*Texte fourni*

Les autorités de la province de la Tshopo ont interdit l’entrée de toute dépouille en provenance des zones touchées par la maladie à virus Ebola, après la confirmation de deux cas positifs à Kisangani et l’interception de trois corps infectés dans la province.
La décision est contenue dans un arrêté signé le 3 juillet par le gouverneur Paulin Lendongolia. Désormais, aucun corps sans vie provenant d’une zone affectée par Ebola ne pourra être admis sur le territoire provincial, quelle que soit la cause du décès.
L’Institut national de santé publique (INSP) a confirmé jeudi deux cas d’Ebola à Kisangani. Selon les autorités sanitaires, l’un des patients est lié à la zone de santé de Nia-Nia, en Ituri, où l’épidémie est toujours active.
Avant cette confirmation, trois dépouilles porteuses du virus avaient déjà été retrouvées dans la province. D’après le ministre provincial de la Santé, un corps a été découvert dans une morgue de Kisangani, tandis que deux autres ont été interceptés à l’entrée de la ville, renforçant les craintes d’une propagation de la maladie.

Enregistrements d'un jeu de données

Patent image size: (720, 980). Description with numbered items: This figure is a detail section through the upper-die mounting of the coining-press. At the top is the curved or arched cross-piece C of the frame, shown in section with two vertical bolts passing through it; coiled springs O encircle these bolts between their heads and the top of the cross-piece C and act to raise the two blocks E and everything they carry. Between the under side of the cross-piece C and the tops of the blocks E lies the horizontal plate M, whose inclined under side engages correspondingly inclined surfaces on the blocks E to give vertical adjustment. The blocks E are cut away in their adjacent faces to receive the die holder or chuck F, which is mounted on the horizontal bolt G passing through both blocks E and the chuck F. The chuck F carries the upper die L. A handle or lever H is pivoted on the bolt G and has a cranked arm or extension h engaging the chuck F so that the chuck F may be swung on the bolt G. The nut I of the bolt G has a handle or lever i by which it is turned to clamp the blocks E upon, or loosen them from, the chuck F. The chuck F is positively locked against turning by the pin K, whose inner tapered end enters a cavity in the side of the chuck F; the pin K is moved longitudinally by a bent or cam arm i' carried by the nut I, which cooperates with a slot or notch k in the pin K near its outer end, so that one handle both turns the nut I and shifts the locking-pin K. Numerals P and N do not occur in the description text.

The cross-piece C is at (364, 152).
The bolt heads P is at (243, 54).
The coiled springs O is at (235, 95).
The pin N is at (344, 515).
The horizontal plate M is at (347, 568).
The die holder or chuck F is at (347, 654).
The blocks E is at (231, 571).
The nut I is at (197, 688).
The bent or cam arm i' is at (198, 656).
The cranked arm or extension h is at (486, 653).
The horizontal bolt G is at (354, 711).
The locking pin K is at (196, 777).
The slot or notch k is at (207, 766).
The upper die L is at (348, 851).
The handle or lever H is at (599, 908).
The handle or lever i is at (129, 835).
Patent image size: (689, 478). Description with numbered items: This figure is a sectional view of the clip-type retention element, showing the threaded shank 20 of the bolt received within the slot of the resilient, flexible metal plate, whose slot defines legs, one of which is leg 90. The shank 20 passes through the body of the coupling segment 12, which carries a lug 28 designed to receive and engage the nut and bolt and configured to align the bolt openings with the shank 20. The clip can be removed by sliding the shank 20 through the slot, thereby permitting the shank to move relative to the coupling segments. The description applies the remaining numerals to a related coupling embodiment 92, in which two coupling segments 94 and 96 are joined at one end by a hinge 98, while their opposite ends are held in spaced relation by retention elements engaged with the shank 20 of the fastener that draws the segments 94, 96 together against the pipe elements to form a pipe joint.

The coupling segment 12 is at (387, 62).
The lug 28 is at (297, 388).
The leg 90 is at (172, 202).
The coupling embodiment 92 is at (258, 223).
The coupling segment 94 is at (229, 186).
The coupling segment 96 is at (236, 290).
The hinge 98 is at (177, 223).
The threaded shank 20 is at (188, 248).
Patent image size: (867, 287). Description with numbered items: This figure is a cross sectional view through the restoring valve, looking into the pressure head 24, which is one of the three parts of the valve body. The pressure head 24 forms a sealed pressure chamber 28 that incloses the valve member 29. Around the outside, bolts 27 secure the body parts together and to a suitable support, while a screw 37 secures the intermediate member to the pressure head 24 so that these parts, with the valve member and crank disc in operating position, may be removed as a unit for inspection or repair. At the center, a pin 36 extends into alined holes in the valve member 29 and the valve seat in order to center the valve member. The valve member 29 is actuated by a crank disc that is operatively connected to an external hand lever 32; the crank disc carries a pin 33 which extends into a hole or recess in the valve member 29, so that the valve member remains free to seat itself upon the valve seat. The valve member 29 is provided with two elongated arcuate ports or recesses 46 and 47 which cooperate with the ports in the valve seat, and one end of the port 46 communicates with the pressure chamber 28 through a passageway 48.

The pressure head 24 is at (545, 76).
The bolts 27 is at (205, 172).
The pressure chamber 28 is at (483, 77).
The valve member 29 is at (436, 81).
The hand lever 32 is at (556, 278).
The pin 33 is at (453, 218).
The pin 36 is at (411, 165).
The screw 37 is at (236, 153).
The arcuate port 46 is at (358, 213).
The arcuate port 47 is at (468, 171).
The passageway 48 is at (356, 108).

*Tâche à effectuer*
Reprenez le texte sur l'interdiction des dépouilles venant des zones touchées par Ebola dans la Tshopo et rédigez la suite à partir de sa dernière phrase.

*Réponse attendue*
Pour limiter les risques de transmission, le gouvernement provincial a également renforcé les mesures de contrôle sanitaire aux principaux points d’accès. Tous les voyageurs en provenance des zones touchées sont désormais soumis à une prise systématique de température ainsi qu’au lavage ou à la désinfection des mains avant leur entrée dans la province.
Les postes de contrôle Ebola ont été multipliés par quatre, notamment à Avakubi, Bafwasende, au PK23 et au PK13, afin de renforcer la surveillance autour de Kisangani.
Par ailleurs, une quinzaine de personnes identifiées comme contacts des dépouilles interceptées ont été placées en quarantaine. Les équipes de riposte poursuivent les investigations épidémiologiques, le suivi des contacts ainsi que le déploiement des dispositifs de prévention et de prise en charge pour contenir la propagation du virus.